- [Exercise goal]
In the entries below, find the string "diferente" and return each line holding it.

- [Dataset records of page text]
=======

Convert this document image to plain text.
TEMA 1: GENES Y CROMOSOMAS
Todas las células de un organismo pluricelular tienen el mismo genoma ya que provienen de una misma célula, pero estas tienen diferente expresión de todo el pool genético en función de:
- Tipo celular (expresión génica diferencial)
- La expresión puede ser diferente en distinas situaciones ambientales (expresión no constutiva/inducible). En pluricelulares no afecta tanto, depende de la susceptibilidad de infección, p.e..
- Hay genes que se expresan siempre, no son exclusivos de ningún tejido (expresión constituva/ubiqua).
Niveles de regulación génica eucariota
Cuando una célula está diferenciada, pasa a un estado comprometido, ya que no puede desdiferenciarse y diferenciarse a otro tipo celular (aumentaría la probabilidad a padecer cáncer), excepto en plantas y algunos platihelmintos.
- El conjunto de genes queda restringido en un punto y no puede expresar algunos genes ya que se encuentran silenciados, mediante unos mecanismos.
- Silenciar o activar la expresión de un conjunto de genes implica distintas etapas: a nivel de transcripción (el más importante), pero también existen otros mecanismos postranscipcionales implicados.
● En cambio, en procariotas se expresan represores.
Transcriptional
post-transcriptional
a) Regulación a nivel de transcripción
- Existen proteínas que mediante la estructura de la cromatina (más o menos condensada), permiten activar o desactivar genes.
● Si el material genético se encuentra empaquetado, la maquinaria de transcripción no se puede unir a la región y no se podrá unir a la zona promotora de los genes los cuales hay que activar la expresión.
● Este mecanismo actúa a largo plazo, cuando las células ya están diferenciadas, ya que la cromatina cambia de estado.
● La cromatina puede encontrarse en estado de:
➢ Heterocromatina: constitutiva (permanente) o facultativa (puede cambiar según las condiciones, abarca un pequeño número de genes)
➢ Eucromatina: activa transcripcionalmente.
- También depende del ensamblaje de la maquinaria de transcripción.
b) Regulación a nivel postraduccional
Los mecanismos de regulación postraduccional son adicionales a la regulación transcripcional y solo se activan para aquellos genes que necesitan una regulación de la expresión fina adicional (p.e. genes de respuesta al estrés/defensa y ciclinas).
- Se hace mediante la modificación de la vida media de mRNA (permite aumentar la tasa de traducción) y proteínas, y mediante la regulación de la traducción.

=======

- [Answer section]
Todas las células de un organismo pluricelular tienen el mismo genoma ya que provienen de una misma célula, pero estas tienen diferente expresión de todo el pool genético en función de:
- La expresión puede ser diferente en distinas situaciones ambientales (expresión no constutiva/inducible). En pluricelulares no afecta tanto, depende de la susceptibilidad de infección, p.e..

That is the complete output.